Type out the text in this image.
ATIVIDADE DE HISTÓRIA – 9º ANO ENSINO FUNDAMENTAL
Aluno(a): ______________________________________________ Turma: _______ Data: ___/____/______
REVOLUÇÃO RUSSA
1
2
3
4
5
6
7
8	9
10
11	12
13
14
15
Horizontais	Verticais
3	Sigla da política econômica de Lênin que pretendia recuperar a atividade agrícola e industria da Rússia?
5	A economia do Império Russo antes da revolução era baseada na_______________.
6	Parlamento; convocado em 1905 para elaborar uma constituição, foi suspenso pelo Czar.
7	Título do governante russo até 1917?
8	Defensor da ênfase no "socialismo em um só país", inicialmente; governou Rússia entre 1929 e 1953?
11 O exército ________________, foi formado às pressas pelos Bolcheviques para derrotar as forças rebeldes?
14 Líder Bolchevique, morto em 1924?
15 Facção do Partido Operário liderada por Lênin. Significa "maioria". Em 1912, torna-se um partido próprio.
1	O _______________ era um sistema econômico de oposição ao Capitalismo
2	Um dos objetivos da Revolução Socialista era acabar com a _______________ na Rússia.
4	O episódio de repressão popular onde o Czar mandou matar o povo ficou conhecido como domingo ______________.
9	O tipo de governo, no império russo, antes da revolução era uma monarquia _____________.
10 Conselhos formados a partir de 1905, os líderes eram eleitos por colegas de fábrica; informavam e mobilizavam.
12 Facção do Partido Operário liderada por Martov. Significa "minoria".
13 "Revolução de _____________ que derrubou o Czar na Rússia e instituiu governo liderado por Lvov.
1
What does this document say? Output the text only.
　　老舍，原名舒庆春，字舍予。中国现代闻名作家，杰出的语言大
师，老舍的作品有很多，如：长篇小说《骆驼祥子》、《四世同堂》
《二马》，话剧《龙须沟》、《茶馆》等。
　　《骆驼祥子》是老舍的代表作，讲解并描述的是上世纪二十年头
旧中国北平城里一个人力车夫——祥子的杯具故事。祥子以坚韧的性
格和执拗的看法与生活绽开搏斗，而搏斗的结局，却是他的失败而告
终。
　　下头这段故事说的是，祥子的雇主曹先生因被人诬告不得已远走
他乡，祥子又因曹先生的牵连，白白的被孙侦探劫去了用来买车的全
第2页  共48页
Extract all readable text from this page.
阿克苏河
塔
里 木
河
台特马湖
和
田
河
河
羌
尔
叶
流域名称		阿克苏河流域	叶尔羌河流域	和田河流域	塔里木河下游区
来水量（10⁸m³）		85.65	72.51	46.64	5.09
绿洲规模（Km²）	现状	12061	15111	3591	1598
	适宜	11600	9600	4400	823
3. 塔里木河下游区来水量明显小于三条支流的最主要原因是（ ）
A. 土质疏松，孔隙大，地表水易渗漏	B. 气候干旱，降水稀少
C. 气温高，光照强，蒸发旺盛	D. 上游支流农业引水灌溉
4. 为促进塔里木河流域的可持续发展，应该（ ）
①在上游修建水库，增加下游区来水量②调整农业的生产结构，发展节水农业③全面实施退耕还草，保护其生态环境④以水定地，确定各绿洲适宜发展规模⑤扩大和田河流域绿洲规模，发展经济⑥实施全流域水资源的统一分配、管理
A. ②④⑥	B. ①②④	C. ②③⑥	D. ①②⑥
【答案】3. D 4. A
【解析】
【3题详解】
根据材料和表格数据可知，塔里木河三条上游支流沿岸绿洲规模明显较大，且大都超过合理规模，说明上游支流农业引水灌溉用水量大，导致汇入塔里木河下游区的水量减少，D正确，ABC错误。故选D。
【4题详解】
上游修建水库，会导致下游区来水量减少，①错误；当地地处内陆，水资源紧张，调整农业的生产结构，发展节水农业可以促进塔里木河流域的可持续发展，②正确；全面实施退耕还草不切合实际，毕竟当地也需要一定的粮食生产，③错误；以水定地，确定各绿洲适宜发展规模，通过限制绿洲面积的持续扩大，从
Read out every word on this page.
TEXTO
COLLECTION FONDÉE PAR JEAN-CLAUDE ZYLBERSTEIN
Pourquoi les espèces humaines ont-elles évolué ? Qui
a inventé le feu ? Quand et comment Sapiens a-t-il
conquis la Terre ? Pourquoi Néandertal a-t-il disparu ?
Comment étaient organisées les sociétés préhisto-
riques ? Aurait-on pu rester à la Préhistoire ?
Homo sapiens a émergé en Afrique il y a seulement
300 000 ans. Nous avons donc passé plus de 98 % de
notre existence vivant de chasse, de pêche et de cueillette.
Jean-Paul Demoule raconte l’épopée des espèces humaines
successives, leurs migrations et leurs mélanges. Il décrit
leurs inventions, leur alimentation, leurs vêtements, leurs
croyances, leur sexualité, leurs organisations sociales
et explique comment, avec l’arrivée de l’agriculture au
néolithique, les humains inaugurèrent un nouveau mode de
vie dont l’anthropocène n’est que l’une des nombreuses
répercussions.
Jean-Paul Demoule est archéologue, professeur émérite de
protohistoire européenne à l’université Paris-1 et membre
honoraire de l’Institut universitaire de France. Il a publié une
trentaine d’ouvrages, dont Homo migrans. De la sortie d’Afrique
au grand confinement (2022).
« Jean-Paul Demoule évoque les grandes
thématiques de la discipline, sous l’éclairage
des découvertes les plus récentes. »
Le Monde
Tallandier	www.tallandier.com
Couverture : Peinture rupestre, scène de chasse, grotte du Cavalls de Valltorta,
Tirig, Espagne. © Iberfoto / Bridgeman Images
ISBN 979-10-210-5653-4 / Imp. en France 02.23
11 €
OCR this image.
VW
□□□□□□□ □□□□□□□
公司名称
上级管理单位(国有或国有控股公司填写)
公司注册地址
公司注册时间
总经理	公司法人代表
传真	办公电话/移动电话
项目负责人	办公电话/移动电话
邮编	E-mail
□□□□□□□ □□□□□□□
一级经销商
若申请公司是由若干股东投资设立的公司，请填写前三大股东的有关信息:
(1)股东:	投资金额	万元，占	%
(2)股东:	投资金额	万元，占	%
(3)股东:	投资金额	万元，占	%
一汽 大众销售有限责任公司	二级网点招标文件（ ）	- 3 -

- - -

Repeat the entries shown above, every one, word for word.

Type out the text in this image.
ATIVIDADE DE HISTÓRIA – 9º ANO ENSINO FUNDAMENTAL
Aluno(a): ______________________________________________ Turma: _______ Data: ___/____/______
REVOLUÇÃO RUSSA
1
2
3
4
5
6
7
8	9
10
11	12
13
14
15
Horizontais	Verticais
3	Sigla da política econômica de Lênin que pretendia recuperar a atividade agrícola e industria da Rússia?
5	A economia do Império Russo antes da revolução era baseada na_______________.
6	Parlamento; convocado em 1905 para elaborar uma constituição, foi suspenso pelo Czar.
7	Título do governante russo até 1917?
8	Defensor da ênfase no "socialismo em um só país", inicialmente; governou Rússia entre 1929 e 1953?
11 O exército ________________, foi formado às pressas pelos Bolcheviques para derrotar as forças rebeldes?
14 Líder Bolchevique, morto em 1924?
15 Facção do Partido Operário liderada por Lênin. Significa "maioria". Em 1912, torna-se um partido próprio.
1	O _______________ era um sistema econômico de oposição ao Capitalismo
2	Um dos objetivos da Revolução Socialista era acabar com a _______________ na Rússia.
4	O episódio de repressão popular onde o Czar mandou matar o povo ficou conhecido como domingo ______________.
9	O tipo de governo, no império russo, antes da revolução era uma monarquia _____________.
10 Conselhos formados a partir de 1905, os líderes eram eleitos por colegas de fábrica; informavam e mobilizavam.
12 Facção do Partido Operário liderada por Martov. Significa "minoria".
13 "Revolução de _____________ que derrubou o Czar na Rússia e instituiu governo liderado por Lvov.
1
What does this document say? Output the text only.
　　老舍，原名舒庆春，字舍予。中国现代闻名作家，杰出的语言大
师，老舍的作品有很多，如：长篇小说《骆驼祥子》、《四世同堂》
《二马》，话剧《龙须沟》、《茶馆》等。
　　《骆驼祥子》是老舍的代表作，讲解并描述的是上世纪二十年头
旧中国北平城里一个人力车夫——祥子的杯具故事。祥子以坚韧的性
格和执拗的看法与生活绽开搏斗，而搏斗的结局，却是他的失败而告
终。
　　下头这段故事说的是，祥子的雇主曹先生因被人诬告不得已远走
他乡，祥子又因曹先生的牵连，白白的被孙侦探劫去了用来买车的全
第2页  共48页
Extract all readable text from this page.
阿克苏河
塔
里 木
河
台特马湖
和
田
河
河
羌
尔
叶
流域名称		阿克苏河流域	叶尔羌河流域	和田河流域	塔里木河下游区
来水量（10⁸m³）		85.65	72.51	46.64	5.09
绿洲规模（Km²）	现状	12061	15111	3591	1598
	适宜	11600	9600	4400	823
3. 塔里木河下游区来水量明显小于三条支流的最主要原因是（ ）
A. 土质疏松，孔隙大，地表水易渗漏	B. 气候干旱，降水稀少
C. 气温高，光照强，蒸发旺盛	D. 上游支流农业引水灌溉
4. 为促进塔里木河流域的可持续发展，应该（ ）
①在上游修建水库，增加下游区来水量②调整农业的生产结构，发展节水农业③全面实施退耕还草，保护其生态环境④以水定地，确定各绿洲适宜发展规模⑤扩大和田河流域绿洲规模，发展经济⑥实施全流域水资源的统一分配、管理
A. ②④⑥	B. ①②④	C. ②③⑥	D. ①②⑥
【答案】3. D 4. A
【解析】
【3题详解】
根据材料和表格数据可知，塔里木河三条上游支流沿岸绿洲规模明显较大，且大都超过合理规模，说明上游支流农业引水灌溉用水量大，导致汇入塔里木河下游区的水量减少，D正确，ABC错误。故选D。
【4题详解】
上游修建水库，会导致下游区来水量减少，①错误；当地地处内陆，水资源紧张，调整农业的生产结构，发展节水农业可以促进塔里木河流域的可持续发展，②正确；全面实施退耕还草不切合实际，毕竟当地也需要一定的粮食生产，③错误；以水定地，确定各绿洲适宜发展规模，通过限制绿洲面积的持续扩大，从
Read out every word on this page.
TEXTO
COLLECTION FONDÉE PAR JEAN-CLAUDE ZYLBERSTEIN
Pourquoi les espèces humaines ont-elles évolué ? Qui
a inventé le feu ? Quand et comment Sapiens a-t-il
conquis la Terre ? Pourquoi Néandertal a-t-il disparu ?
Comment étaient organisées les sociétés préhisto-
riques ? Aurait-on pu rester à la Préhistoire ?
Homo sapiens a émergé en Afrique il y a seulement
300 000 ans. Nous avons donc passé plus de 98 % de
notre existence vivant de chasse, de pêche et de cueillette.
Jean-Paul Demoule raconte l’épopée des espèces humaines
successives, leurs migrations et leurs mélanges. Il décrit
leurs inventions, leur alimentation, leurs vêtements, leurs
croyances, leur sexualité, leurs organisations sociales
et explique comment, avec l’arrivée de l’agriculture au
néolithique, les humains inaugurèrent un nouveau mode de
vie dont l’anthropocène n’est que l’une des nombreuses
répercussions.
Jean-Paul Demoule est archéologue, professeur émérite de
protohistoire européenne à l’université Paris-1 et membre
honoraire de l’Institut universitaire de France. Il a publié une
trentaine d’ouvrages, dont Homo migrans. De la sortie d’Afrique
au grand confinement (2022).
« Jean-Paul Demoule évoque les grandes
thématiques de la discipline, sous l’éclairage
des découvertes les plus récentes. »
Le Monde
Tallandier	www.tallandier.com
Couverture : Peinture rupestre, scène de chasse, grotte du Cavalls de Valltorta,
Tirig, Espagne. © Iberfoto / Bridgeman Images
ISBN 979-10-210-5653-4 / Imp. en France 02.23
11 €
OCR this image.
VW
□□□□□□□ □□□□□□□
公司名称
上级管理单位(国有或国有控股公司填写)
公司注册地址
公司注册时间
总经理	公司法人代表
传真	办公电话/移动电话
项目负责人	办公电话/移动电话
邮编	E-mail
□□□□□□□ □□□□□□□
一级经销商
若申请公司是由若干股东投资设立的公司，请填写前三大股东的有关信息:
(1)股东:	投资金额	万元，占	%
(2)股东:	投资金额	万元，占	%
(3)股东:	投资金额	万元，占	%
一汽 大众销售有限责任公司	二级网点招标文件（ ）	- 3 -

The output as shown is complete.